**Task directions**
Rewrite the lines below as a numbered list, dropping any blank lines.

**Extracted material**
____________________

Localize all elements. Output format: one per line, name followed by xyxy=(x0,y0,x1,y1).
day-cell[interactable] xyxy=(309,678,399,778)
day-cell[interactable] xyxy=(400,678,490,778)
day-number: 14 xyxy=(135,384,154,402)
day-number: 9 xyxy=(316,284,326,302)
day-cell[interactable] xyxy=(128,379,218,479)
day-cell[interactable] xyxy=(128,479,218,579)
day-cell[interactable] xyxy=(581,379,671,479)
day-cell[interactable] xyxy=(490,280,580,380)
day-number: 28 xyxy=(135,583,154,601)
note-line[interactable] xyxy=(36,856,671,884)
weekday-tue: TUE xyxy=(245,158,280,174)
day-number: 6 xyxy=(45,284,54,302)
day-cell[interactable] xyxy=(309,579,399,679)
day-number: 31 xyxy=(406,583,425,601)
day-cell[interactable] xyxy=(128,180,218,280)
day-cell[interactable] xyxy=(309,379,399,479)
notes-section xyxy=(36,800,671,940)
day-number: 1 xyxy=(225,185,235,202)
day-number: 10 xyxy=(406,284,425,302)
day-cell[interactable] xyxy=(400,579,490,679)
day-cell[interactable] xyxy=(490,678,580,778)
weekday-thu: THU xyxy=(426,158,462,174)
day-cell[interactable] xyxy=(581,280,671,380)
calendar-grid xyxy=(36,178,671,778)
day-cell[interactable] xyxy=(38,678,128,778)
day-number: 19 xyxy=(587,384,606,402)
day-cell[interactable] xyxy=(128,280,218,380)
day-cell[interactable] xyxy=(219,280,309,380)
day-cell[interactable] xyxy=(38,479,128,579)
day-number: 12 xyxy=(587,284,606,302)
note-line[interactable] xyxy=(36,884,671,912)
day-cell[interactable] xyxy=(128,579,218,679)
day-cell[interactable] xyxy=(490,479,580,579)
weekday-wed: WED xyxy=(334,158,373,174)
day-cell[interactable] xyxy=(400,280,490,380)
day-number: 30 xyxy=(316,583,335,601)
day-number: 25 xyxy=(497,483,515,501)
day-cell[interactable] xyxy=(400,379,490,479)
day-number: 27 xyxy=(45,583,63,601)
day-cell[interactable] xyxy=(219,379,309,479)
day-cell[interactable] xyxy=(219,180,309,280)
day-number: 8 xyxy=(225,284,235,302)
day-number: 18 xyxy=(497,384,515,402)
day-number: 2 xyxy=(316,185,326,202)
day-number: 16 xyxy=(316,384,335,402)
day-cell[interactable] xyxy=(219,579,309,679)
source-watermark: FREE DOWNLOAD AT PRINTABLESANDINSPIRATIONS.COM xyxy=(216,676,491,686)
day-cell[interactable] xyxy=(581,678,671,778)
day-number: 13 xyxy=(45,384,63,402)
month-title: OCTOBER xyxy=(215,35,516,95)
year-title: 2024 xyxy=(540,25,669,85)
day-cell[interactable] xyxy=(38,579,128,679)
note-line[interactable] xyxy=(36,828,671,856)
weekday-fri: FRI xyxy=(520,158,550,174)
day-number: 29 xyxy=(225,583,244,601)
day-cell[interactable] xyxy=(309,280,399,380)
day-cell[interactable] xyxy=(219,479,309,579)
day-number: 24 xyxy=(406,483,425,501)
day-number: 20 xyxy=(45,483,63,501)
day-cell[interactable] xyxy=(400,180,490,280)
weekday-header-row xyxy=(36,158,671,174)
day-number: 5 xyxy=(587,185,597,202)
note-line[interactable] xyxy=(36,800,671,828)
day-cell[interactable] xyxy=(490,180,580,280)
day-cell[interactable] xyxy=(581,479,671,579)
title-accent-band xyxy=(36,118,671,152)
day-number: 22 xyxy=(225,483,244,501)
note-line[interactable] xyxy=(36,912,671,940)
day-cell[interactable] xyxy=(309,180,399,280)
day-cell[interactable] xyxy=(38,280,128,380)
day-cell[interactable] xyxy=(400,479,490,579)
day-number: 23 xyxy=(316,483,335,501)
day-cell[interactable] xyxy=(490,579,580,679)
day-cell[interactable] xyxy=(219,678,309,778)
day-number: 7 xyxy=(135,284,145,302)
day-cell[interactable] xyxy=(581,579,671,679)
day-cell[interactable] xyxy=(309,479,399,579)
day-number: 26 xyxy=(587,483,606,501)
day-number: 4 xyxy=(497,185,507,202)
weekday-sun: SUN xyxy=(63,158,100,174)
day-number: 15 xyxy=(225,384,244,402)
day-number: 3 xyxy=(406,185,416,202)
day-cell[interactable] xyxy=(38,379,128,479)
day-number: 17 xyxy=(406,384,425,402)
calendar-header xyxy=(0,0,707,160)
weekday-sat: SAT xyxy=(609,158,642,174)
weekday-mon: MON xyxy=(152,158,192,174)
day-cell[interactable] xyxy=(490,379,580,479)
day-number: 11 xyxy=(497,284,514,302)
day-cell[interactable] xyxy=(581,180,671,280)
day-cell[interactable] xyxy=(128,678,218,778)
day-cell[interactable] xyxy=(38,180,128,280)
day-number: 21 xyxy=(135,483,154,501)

____________________

**Finished answer**
1. Localize all elements. Output format: one per line, name followed by xyxy=(x0,y0,x1,y1).
2. day-cell[interactable] xyxy=(309,678,399,778)
3. day-cell[interactable] xyxy=(400,678,490,778)
4. day-number: 14 xyxy=(135,384,154,402)
5. day-number: 9 xyxy=(316,284,326,302)
6. day-cell[interactable] xyxy=(128,379,218,479)
7. day-cell[interactable] xyxy=(128,479,218,579)
8. day-cell[interactable] xyxy=(581,379,671,479)
9. day-cell[interactable] xyxy=(490,280,580,380)
10. day-number: 28 xyxy=(135,583,154,601)
11. note-line[interactable] xyxy=(36,856,671,884)
12. weekday-tue: TUE xyxy=(245,158,280,174)
13. day-number: 6 xyxy=(45,284,54,302)
14. day-cell[interactable] xyxy=(309,579,399,679)
15. day-number: 31 xyxy=(406,583,425,601)
16. day-cell[interactable] xyxy=(128,180,218,280)
17. day-cell[interactable] xyxy=(309,379,399,479)
18. notes-section xyxy=(36,800,671,940)
19. day-number: 1 xyxy=(225,185,235,202)
20. day-number: 10 xyxy=(406,284,425,302)
21. day-cell[interactable] xyxy=(400,579,490,679)
22. day-cell[interactable] xyxy=(490,678,580,778)
23. weekday-thu: THU xyxy=(426,158,462,174)
24. day-cell[interactable] xyxy=(581,280,671,380)
25. calendar-grid xyxy=(36,178,671,778)
26. day-cell[interactable] xyxy=(38,678,128,778)
27. day-number: 19 xyxy=(587,384,606,402)
28. day-cell[interactable] xyxy=(128,280,218,380)
29. day-cell[interactable] xyxy=(219,280,309,380)
30. day-cell[interactable] xyxy=(38,479,128,579)
31. day-number: 12 xyxy=(587,284,606,302)
32. note-line[interactable] xyxy=(36,884,671,912)
33. day-cell[interactable] xyxy=(128,579,218,679)
34. day-cell[interactable] xyxy=(490,479,580,579)
35. weekday-wed: WED xyxy=(334,158,373,174)
36. day-cell[interactable] xyxy=(400,280,490,380)
37. day-number: 30 xyxy=(316,583,335,601)
38. day-number: 25 xyxy=(497,483,515,501)
39. day-cell[interactable] xyxy=(400,379,490,479)
40. day-number: 27 xyxy=(45,583,63,601)
41. day-cell[interactable] xyxy=(219,379,309,479)
42. day-cell[interactable] xyxy=(219,180,309,280)
43. day-number: 8 xyxy=(225,284,235,302)
44. day-number: 18 xyxy=(497,384,515,402)
45. day-number: 2 xyxy=(316,185,326,202)
46. day-number: 16 xyxy=(316,384,335,402)
47. day-cell[interactable] xyxy=(219,579,309,679)
48. source-watermark: FREE DOWNLOAD AT PRINTABLESANDINSPIRATIONS.COM xyxy=(216,676,491,686)
49. day-cell[interactable] xyxy=(581,678,671,778)
50. day-number: 13 xyxy=(45,384,63,402)
51. month-title: OCTOBER xyxy=(215,35,516,95)
52. year-title: 2024 xyxy=(540,25,669,85)
53. day-cell[interactable] xyxy=(38,579,128,679)
54. note-line[interactable] xyxy=(36,828,671,856)
55. weekday-fri: FRI xyxy=(520,158,550,174)
56. day-number: 29 xyxy=(225,583,244,601)
57. day-cell[interactable] xyxy=(309,280,399,380)
58. day-cell[interactable] xyxy=(219,479,309,579)
59. day-number: 24 xyxy=(406,483,425,501)
60. day-number: 20 xyxy=(45,483,63,501)
61. day-cell[interactable] xyxy=(400,180,490,280)
62. weekday-header-row xyxy=(36,158,671,174)
63. day-number: 5 xyxy=(587,185,597,202)
64. note-line[interactable] xyxy=(36,800,671,828)
65. day-cell[interactable] xyxy=(490,180,580,280)
66. day-cell[interactable] xyxy=(581,479,671,579)
67. title-accent-band xyxy=(36,118,671,152)
68. day-number: 22 xyxy=(225,483,244,501)
69. note-line[interactable] xyxy=(36,912,671,940)
70. day-cell[interactable] xyxy=(309,180,399,280)
71. day-cell[interactable] xyxy=(38,280,128,380)
72. day-cell[interactable] xyxy=(400,479,490,579)
73. day-number: 23 xyxy=(316,483,335,501)
74. day-cell[interactable] xyxy=(490,579,580,679)
75. day-cell[interactable] xyxy=(219,678,309,778)
76. day-number: 7 xyxy=(135,284,145,302)
77. day-cell[interactable] xyxy=(581,579,671,679)
78. day-cell[interactable] xyxy=(309,479,399,579)
79. day-number: 26 xyxy=(587,483,606,501)
80. day-number: 4 xyxy=(497,185,507,202)
81. weekday-sun: SUN xyxy=(63,158,100,174)
82. day-number: 15 xyxy=(225,384,244,402)
83. day-number: 3 xyxy=(406,185,416,202)
84. day-cell[interactable] xyxy=(38,379,128,479)
85. day-number: 17 xyxy=(406,384,425,402)
86. calendar-header xyxy=(0,0,707,160)
87. weekday-sat: SAT xyxy=(609,158,642,174)
88. weekday-mon: MON xyxy=(152,158,192,174)
89. day-cell[interactable] xyxy=(490,379,580,479)
90. day-number: 11 xyxy=(497,284,514,302)
91. day-cell[interactable] xyxy=(581,180,671,280)
92. day-cell[interactable] xyxy=(128,678,218,778)
93. day-cell[interactable] xyxy=(38,180,128,280)
94. day-number: 21 xyxy=(135,483,154,501)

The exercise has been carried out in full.